Material supplied:
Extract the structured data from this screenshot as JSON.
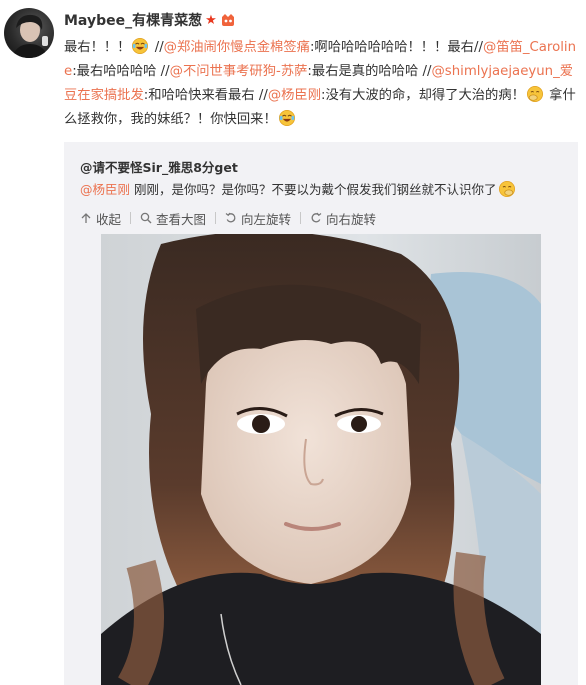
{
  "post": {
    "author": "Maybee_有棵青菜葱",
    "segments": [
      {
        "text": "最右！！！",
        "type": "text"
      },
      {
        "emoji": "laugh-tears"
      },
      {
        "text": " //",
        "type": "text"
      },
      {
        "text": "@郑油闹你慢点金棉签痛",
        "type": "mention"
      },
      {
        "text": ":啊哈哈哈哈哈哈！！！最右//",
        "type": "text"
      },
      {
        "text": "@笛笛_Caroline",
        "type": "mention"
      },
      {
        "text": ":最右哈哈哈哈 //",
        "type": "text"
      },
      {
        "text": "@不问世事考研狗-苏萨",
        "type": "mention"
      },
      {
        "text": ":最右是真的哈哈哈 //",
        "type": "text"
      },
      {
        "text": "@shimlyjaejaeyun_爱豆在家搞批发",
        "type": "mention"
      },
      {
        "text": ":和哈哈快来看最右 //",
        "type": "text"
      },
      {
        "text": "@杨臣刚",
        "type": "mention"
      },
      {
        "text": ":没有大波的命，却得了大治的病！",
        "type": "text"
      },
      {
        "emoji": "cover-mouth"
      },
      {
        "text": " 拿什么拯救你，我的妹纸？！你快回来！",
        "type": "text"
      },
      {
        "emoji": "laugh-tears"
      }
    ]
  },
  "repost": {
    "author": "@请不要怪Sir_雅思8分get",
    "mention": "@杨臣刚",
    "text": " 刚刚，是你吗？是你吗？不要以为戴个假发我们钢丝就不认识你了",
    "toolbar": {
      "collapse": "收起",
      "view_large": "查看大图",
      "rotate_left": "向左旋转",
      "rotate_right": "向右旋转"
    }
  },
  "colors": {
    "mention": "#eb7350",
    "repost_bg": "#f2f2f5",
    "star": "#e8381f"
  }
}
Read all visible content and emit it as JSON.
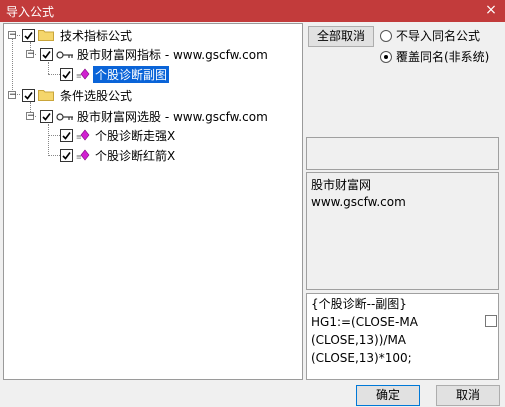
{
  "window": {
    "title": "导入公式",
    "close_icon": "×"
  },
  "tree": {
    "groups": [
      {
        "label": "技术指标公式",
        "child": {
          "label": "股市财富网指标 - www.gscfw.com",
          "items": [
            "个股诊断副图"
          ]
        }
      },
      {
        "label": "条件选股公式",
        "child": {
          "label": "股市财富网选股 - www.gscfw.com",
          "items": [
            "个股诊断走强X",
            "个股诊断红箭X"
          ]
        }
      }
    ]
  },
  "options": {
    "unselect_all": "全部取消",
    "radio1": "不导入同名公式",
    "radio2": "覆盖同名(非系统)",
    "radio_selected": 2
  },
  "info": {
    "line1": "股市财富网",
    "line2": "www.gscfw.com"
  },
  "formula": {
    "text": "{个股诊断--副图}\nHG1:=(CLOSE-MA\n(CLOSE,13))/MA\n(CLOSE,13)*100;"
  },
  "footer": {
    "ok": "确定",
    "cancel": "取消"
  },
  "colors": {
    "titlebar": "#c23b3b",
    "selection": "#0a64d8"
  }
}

Exercise goal: Write out, exactly as given, the line containing "Read all visible content and emit it as JSON." and every line after it through the end, with no pictures.

Response:
Read all visible content and emit it as JSON.
{
  "window": {
    "title": "导入公式",
    "close_icon": "×"
  },
  "tree": {
    "groups": [
      {
        "label": "技术指标公式",
        "child": {
          "label": "股市财富网指标 - www.gscfw.com",
          "items": [
            "个股诊断副图"
          ]
        }
      },
      {
        "label": "条件选股公式",
        "child": {
          "label": "股市财富网选股 - www.gscfw.com",
          "items": [
            "个股诊断走强X",
            "个股诊断红箭X"
          ]
        }
      }
    ]
  },
  "options": {
    "unselect_all": "全部取消",
    "radio1": "不导入同名公式",
    "radio2": "覆盖同名(非系统)",
    "radio_selected": 2
  },
  "info": {
    "line1": "股市财富网",
    "line2": "www.gscfw.com"
  },
  "formula": {
    "text": "{个股诊断--副图}\nHG1:=(CLOSE-MA\n(CLOSE,13))/MA\n(CLOSE,13)*100;"
  },
  "footer": {
    "ok": "确定",
    "cancel": "取消"
  },
  "colors": {
    "titlebar": "#c23b3b",
    "selection": "#0a64d8"
  }
}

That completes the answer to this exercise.